The power disparity between Palestine and Israel is illustrated by the interaction between a fully armed group of soldiers and a young child.
In the Biblical story of David and Goliath the throwing of stones brings liberation from the oppressor, but it doesn’t here.
Palestinians live at the complete mercy of the Israeli systems, with those who would abuse Palestinians facing almost complete impunity.
At the end of last month, a motion was put to the lower house of federal parliament by Labor MP Maria Vamvakinou regarding this issue. Can you outline what the motion involved?
The motion called on Israel to act on the clear evidence that their systems systematically abuse children.
It was back in 2011 that John Lyons first exposed this situation in the Australian. And it has been three years since UNICEF called for urgent action.
However, while a few minor face-saving policies have been instituted, there has been no substantive change. Night arrests continue. Abuse continues. Transfers into Israel continue.
And APAN worked in partnership with 49 parliamentarians, who signed a joint letter urging the Israeli government to end its military detention of Palestinian children.
What did you think of this result? And what impact do you think this move will have?
We now have 52 signatories, which we are very encouraged by.
As one of the signatories said to me, supporting Israel doesn’t need to mean supporting it to breach international law.
As our drinking ads have so powerfully told us, when our mates are misbehaving, we need to ask them to pull up. As Australia is one of Israel’s closest international allies, we must ask them to pull up.
This year there has been action in the US Congress, debate in both UK Houses of Parliament, and now this statement in Australia.
This is a serious spotlight, and we hope that Israel will move to change its most egregious practices.
And along with ending the Israeli practice of detaining Palestinian children, what else do you want to see change in the region?

> [Exercise instructions]
1. Name each practice that the interview on the detention of Palestinian children says still continues despite a few minor policy changes.
2. Write the next part of the interview on the detention of Palestinian children, picking up after its final question.

> [Material provided]
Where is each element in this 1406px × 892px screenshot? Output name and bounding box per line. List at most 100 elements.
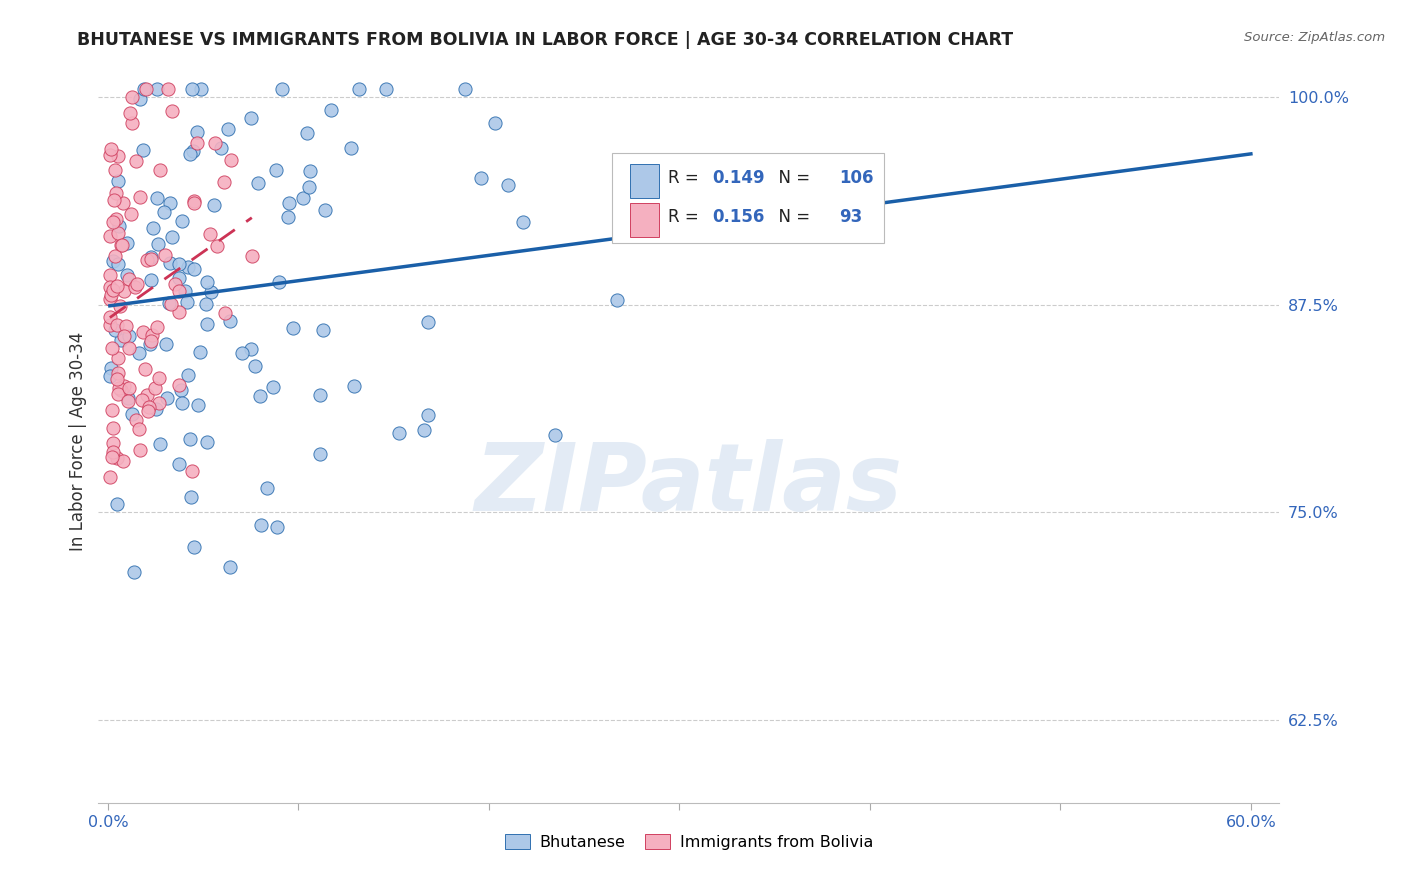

> [Per-task outputs]
1. Night arrests, abuse, and transfers into Israel

2.
The reason we focus on children’s rights, is that it’s one of the most dramatic effects of living under military occupation. But the occupation itself must end.
Next year will mark 50 years of Palestinians living under occupation in the West Bank and Gaza, and millions are still stateless citizens. We must end the occupation and ensure Palestinians also have a homeland, as well as Israelis.
What’s the next move for APAN?
It’s been announced that Israeli prime minister Netanyahu – who’s overseen some of the most draconian policies Palestinians have seen in a very long time – will be in Australia in February.
We’re working with a range of other groups hoping to ensure that our concerns about Israel’s policies are raised with him. And we’re planning some protests in Canberra.
And lastly, how can people in Australia make an impact on the situation in Palestine and Israel?
In Australia, we’ve traditionally heard much more of an Israeli perspective, than a Palestinian one.
What Australians can do to help is to educate themselves about the Palestinian perspective.
What we’re looking to do is to have a balance of perspectives that we don’t think Australia’s got.
Thank you so much for speaking with us today Jessica. And good luck with the protests in February.
No worries. And thank you very much.